## GIVEN PROBLEM
Find the string "this" in the listing and report every line that has it.

## INFORMATION SHOWN

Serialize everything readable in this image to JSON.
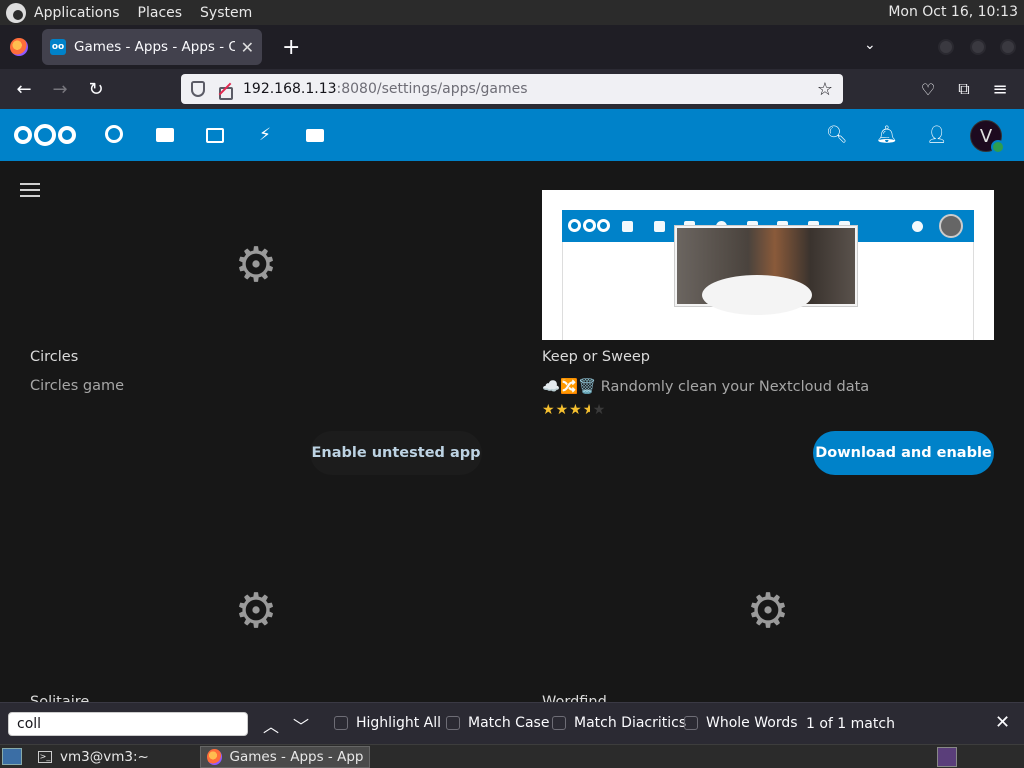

==

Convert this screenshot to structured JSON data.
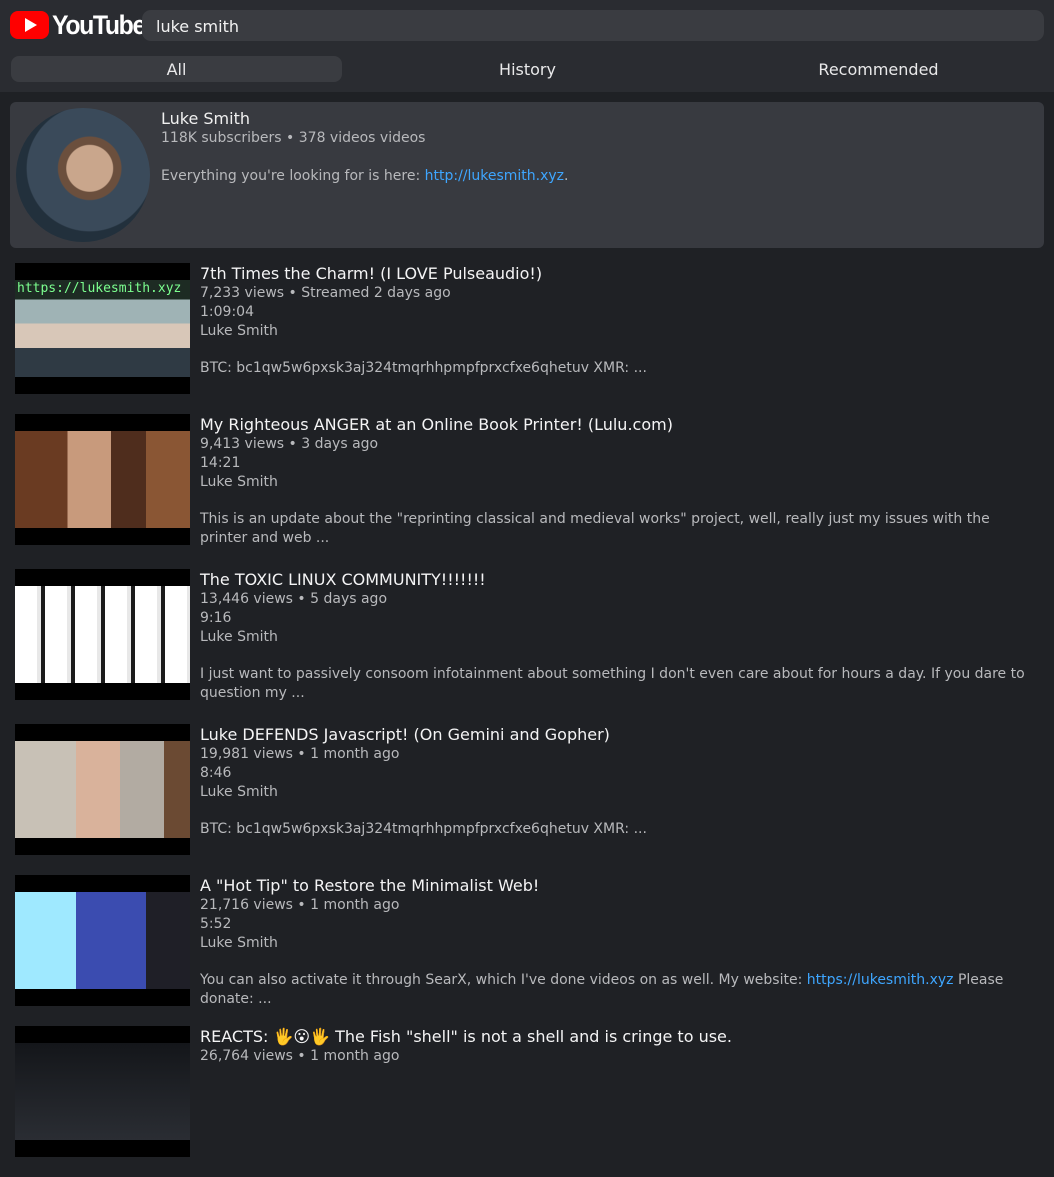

--

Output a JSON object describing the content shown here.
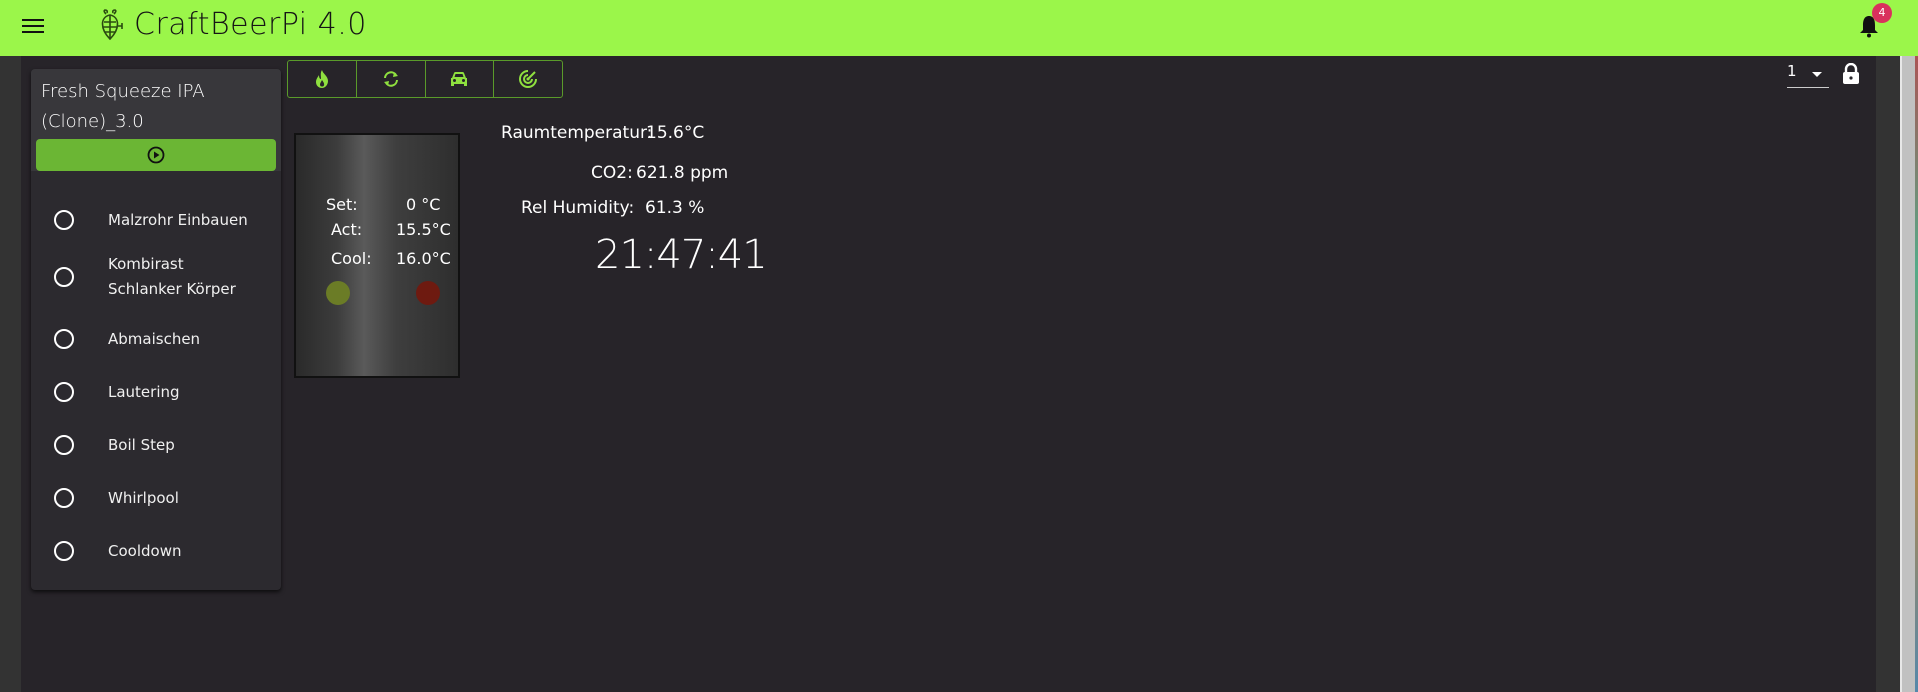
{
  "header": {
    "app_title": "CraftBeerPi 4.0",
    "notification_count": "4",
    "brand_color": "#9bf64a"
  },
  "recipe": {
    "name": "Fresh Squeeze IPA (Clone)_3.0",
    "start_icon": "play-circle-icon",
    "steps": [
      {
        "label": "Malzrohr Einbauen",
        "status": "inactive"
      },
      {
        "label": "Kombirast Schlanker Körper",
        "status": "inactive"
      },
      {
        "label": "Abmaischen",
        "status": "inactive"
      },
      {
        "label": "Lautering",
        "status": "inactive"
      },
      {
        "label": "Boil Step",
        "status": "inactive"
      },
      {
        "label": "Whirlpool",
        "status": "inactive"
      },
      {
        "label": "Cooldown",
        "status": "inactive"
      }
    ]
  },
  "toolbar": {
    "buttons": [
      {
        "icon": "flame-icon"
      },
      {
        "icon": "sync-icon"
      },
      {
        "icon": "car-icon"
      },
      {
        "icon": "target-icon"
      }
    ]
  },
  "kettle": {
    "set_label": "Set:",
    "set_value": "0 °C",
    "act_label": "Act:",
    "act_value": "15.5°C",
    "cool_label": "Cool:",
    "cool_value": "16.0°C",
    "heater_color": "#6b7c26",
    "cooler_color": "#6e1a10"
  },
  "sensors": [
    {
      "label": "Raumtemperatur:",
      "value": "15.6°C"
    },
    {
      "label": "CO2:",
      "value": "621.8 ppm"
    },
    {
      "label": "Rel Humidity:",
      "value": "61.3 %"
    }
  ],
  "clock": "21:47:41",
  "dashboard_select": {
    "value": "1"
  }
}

## REPLY
Serialize everything readable in this image to JSON.
Convert this screenshot to structured JSON data.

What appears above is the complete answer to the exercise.